[To be done]
Quote all of the entries word for word.

───── Data in this exercise

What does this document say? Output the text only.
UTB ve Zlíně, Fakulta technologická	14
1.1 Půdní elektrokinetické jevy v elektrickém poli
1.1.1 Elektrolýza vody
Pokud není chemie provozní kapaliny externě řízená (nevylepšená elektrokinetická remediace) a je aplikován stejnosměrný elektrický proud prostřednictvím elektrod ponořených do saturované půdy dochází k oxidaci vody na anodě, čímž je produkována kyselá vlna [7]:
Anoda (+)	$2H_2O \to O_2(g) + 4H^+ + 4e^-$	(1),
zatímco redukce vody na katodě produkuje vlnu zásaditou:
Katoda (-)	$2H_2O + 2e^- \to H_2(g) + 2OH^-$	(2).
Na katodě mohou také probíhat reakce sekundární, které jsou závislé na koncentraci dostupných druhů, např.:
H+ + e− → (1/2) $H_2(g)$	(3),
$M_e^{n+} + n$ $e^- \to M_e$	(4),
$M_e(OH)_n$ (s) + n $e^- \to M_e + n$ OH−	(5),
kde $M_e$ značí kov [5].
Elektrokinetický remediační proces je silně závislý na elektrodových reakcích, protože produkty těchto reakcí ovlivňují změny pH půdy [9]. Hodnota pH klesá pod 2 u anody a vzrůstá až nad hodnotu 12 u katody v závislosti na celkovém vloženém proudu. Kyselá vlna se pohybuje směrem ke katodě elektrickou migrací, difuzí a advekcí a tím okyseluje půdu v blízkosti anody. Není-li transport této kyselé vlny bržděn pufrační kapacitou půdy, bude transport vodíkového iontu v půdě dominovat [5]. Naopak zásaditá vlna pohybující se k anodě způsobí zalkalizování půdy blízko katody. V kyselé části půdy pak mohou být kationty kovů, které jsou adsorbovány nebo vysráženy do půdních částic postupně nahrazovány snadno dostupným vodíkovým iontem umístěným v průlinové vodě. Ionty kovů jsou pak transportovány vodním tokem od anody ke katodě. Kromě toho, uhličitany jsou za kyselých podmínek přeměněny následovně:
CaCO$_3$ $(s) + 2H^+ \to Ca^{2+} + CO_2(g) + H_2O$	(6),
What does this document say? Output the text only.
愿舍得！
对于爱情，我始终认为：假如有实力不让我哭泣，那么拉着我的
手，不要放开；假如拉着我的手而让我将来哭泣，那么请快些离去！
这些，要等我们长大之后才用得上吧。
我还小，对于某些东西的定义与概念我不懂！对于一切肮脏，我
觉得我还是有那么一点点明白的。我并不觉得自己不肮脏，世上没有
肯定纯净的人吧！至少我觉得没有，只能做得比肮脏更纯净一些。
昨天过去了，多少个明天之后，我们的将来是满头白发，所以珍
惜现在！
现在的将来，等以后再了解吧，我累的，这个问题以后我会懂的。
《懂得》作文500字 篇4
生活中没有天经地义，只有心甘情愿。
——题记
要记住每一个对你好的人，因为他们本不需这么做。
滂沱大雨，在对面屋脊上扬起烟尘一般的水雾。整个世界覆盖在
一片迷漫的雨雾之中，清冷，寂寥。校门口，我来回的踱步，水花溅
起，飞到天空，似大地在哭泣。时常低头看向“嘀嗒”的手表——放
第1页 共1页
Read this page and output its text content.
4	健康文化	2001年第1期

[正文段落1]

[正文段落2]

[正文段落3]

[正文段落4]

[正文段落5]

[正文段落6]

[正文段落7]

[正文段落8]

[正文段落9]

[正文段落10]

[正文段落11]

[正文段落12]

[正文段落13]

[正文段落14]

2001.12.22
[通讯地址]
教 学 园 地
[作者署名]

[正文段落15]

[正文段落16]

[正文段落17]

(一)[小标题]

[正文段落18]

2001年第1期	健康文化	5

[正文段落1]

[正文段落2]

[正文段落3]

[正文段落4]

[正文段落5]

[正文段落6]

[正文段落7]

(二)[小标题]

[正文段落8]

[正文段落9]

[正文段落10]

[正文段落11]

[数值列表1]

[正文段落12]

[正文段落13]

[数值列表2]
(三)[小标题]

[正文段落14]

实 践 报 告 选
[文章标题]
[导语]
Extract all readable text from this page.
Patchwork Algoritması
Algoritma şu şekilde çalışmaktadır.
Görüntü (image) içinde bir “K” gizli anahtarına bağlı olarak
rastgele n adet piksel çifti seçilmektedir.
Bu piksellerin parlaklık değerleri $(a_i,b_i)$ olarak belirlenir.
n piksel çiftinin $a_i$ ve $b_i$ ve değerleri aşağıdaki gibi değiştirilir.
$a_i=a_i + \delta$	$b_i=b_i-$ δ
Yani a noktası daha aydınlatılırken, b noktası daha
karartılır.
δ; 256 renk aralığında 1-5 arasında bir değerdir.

──────────

[The result]
What does this document say? Output the text only.
UTB ve Zlíně, Fakulta technologická	14
1.1 Půdní elektrokinetické jevy v elektrickém poli
1.1.1 Elektrolýza vody
Pokud není chemie provozní kapaliny externě řízená (nevylepšená elektrokinetická remediace) a je aplikován stejnosměrný elektrický proud prostřednictvím elektrod ponořených do saturované půdy dochází k oxidaci vody na anodě, čímž je produkována kyselá vlna [7]:
Anoda (+)	$2H_2O \to O_2(g) + 4H^+ + 4e^-$	(1),
zatímco redukce vody na katodě produkuje vlnu zásaditou:
Katoda (-)	$2H_2O + 2e^- \to H_2(g) + 2OH^-$	(2).
Na katodě mohou také probíhat reakce sekundární, které jsou závislé na koncentraci dostupných druhů, např.:
H+ + e− → (1/2) $H_2(g)$	(3),
$M_e^{n+} + n$ $e^- \to M_e$	(4),
$M_e(OH)_n$ (s) + n $e^- \to M_e + n$ OH−	(5),
kde $M_e$ značí kov [5].
Elektrokinetický remediační proces je silně závislý na elektrodových reakcích, protože produkty těchto reakcí ovlivňují změny pH půdy [9]. Hodnota pH klesá pod 2 u anody a vzrůstá až nad hodnotu 12 u katody v závislosti na celkovém vloženém proudu. Kyselá vlna se pohybuje směrem ke katodě elektrickou migrací, difuzí a advekcí a tím okyseluje půdu v blízkosti anody. Není-li transport této kyselé vlny bržděn pufrační kapacitou půdy, bude transport vodíkového iontu v půdě dominovat [5]. Naopak zásaditá vlna pohybující se k anodě způsobí zalkalizování půdy blízko katody. V kyselé části půdy pak mohou být kationty kovů, které jsou adsorbovány nebo vysráženy do půdních částic postupně nahrazovány snadno dostupným vodíkovým iontem umístěným v průlinové vodě. Ionty kovů jsou pak transportovány vodním tokem od anody ke katodě. Kromě toho, uhličitany jsou za kyselých podmínek přeměněny následovně:
CaCO$_3$ $(s) + 2H^+ \to Ca^{2+} + CO_2(g) + H_2O$	(6),
What does this document say? Output the text only.
愿舍得！
对于爱情，我始终认为：假如有实力不让我哭泣，那么拉着我的
手，不要放开；假如拉着我的手而让我将来哭泣，那么请快些离去！
这些，要等我们长大之后才用得上吧。
我还小，对于某些东西的定义与概念我不懂！对于一切肮脏，我
觉得我还是有那么一点点明白的。我并不觉得自己不肮脏，世上没有
肯定纯净的人吧！至少我觉得没有，只能做得比肮脏更纯净一些。
昨天过去了，多少个明天之后，我们的将来是满头白发，所以珍
惜现在！
现在的将来，等以后再了解吧，我累的，这个问题以后我会懂的。
《懂得》作文500字 篇4
生活中没有天经地义，只有心甘情愿。
——题记
要记住每一个对你好的人，因为他们本不需这么做。
滂沱大雨，在对面屋脊上扬起烟尘一般的水雾。整个世界覆盖在
一片迷漫的雨雾之中，清冷，寂寥。校门口，我来回的踱步，水花溅
起，飞到天空，似大地在哭泣。时常低头看向“嘀嗒”的手表——放
第1页 共1页
Read this page and output its text content.
4	健康文化	2001年第1期

[正文段落1]

[正文段落2]

[正文段落3]

[正文段落4]

[正文段落5]

[正文段落6]

[正文段落7]

[正文段落8]

[正文段落9]

[正文段落10]

[正文段落11]

[正文段落12]

[正文段落13]

[正文段落14]

2001.12.22
[通讯地址]
教 学 园 地
[作者署名]

[正文段落15]

[正文段落16]

[正文段落17]

(一)[小标题]

[正文段落18]

2001年第1期	健康文化	5

[正文段落1]

[正文段落2]

[正文段落3]

[正文段落4]

[正文段落5]

[正文段落6]

[正文段落7]

(二)[小标题]

[正文段落8]

[正文段落9]

[正文段落10]

[正文段落11]

[数值列表1]

[正文段落12]

[正文段落13]

[数值列表2]
(三)[小标题]

[正文段落14]

实 践 报 告 选
[文章标题]
[导语]
Extract all readable text from this page.
Patchwork Algoritması
Algoritma şu şekilde çalışmaktadır.
Görüntü (image) içinde bir “K” gizli anahtarına bağlı olarak
rastgele n adet piksel çifti seçilmektedir.
Bu piksellerin parlaklık değerleri $(a_i,b_i)$ olarak belirlenir.
n piksel çiftinin $a_i$ ve $b_i$ ve değerleri aşağıdaki gibi değiştirilir.
$a_i=a_i + \delta$	$b_i=b_i-$ δ
Yani a noktası daha aydınlatılırken, b noktası daha
karartılır.
δ; 256 renk aralığında 1-5 arasında bir değerdir.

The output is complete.